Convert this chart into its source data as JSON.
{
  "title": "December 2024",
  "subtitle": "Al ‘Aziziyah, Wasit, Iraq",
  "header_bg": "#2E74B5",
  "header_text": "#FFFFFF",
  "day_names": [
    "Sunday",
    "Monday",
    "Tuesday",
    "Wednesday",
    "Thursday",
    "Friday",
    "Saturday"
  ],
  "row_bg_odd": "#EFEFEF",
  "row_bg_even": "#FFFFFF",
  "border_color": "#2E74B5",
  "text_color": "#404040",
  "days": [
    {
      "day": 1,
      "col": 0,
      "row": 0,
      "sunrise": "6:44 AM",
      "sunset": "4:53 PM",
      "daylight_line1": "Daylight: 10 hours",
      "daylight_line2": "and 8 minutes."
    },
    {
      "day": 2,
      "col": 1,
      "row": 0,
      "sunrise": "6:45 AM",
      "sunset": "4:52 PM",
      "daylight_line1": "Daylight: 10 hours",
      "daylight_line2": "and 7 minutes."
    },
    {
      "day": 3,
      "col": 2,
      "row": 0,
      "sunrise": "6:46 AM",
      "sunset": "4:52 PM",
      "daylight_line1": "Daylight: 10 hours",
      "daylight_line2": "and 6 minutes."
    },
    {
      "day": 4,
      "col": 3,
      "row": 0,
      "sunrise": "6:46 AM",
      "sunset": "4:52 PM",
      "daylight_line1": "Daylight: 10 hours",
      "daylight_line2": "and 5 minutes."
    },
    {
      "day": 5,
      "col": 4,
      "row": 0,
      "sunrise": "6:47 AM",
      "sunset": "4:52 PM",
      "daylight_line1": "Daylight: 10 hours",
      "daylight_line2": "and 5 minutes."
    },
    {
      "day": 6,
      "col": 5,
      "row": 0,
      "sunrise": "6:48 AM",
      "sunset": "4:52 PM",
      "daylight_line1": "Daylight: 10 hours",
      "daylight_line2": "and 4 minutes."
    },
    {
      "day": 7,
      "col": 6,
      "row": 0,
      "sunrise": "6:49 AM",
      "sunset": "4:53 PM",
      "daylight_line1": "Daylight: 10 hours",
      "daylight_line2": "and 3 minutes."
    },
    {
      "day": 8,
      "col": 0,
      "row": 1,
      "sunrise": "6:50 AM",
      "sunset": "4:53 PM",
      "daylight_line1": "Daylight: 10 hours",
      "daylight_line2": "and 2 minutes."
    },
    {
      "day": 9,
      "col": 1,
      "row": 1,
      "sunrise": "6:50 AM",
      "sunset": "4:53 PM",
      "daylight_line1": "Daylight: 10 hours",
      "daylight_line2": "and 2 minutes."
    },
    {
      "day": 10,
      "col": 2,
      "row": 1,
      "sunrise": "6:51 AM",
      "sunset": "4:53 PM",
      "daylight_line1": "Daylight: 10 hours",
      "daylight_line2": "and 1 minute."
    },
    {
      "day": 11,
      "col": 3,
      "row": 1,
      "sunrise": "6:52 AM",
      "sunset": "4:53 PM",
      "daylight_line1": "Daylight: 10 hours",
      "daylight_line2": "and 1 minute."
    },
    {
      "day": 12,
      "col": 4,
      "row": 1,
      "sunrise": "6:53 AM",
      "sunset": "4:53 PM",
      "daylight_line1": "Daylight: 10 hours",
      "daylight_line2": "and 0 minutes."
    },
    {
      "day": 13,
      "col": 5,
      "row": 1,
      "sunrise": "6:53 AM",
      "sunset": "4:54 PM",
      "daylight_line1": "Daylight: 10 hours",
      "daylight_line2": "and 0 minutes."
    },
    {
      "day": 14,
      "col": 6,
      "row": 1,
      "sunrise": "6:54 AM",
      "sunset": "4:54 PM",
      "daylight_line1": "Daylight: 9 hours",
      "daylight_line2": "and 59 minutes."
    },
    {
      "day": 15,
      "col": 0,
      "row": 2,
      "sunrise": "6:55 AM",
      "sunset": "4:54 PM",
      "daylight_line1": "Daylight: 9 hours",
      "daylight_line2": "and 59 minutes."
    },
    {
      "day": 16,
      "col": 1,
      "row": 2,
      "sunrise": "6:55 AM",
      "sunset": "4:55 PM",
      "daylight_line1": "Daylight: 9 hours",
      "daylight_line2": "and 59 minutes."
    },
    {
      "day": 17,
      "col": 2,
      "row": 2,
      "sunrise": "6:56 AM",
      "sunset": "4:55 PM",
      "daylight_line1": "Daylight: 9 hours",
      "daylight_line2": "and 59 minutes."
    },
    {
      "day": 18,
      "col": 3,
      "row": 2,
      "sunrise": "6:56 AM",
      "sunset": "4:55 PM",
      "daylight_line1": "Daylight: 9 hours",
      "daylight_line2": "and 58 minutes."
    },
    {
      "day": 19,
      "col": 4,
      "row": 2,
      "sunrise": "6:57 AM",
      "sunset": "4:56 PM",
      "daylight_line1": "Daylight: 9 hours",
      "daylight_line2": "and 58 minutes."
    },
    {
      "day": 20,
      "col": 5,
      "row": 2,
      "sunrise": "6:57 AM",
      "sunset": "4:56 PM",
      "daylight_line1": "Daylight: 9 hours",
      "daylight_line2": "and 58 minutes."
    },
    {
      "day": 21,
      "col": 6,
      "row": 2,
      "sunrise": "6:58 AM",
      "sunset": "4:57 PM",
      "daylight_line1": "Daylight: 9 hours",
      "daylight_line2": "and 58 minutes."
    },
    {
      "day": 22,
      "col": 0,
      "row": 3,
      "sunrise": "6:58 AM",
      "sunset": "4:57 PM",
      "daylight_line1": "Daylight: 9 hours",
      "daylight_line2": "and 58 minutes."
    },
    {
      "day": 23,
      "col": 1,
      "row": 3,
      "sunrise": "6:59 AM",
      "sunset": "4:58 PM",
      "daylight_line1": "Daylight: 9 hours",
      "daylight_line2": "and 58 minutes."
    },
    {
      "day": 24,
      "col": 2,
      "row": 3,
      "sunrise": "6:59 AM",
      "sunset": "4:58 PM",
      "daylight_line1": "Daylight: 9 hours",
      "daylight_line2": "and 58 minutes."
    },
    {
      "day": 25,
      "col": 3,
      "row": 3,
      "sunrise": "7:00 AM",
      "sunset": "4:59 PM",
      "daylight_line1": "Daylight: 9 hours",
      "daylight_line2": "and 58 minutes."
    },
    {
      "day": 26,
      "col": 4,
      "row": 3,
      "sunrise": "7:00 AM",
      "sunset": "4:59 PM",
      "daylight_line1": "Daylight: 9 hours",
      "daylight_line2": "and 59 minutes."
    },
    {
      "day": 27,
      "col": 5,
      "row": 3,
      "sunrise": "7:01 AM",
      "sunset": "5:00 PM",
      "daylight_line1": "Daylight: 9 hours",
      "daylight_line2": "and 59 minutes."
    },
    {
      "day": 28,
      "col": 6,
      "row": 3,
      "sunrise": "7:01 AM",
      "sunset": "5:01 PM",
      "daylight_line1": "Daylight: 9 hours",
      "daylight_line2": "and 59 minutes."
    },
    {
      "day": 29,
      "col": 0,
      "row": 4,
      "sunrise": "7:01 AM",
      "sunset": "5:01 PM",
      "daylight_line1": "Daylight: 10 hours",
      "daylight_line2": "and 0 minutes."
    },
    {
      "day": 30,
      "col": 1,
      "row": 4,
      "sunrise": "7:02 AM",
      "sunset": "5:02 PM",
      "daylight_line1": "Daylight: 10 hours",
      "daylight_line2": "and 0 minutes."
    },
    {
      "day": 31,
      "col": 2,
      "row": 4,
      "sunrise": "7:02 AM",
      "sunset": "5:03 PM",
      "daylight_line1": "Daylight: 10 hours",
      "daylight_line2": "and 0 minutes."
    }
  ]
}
————
§ Aim
Give only the number of lines in the entries above that contain the string "FFFFFF".

§ Result of this exercise
2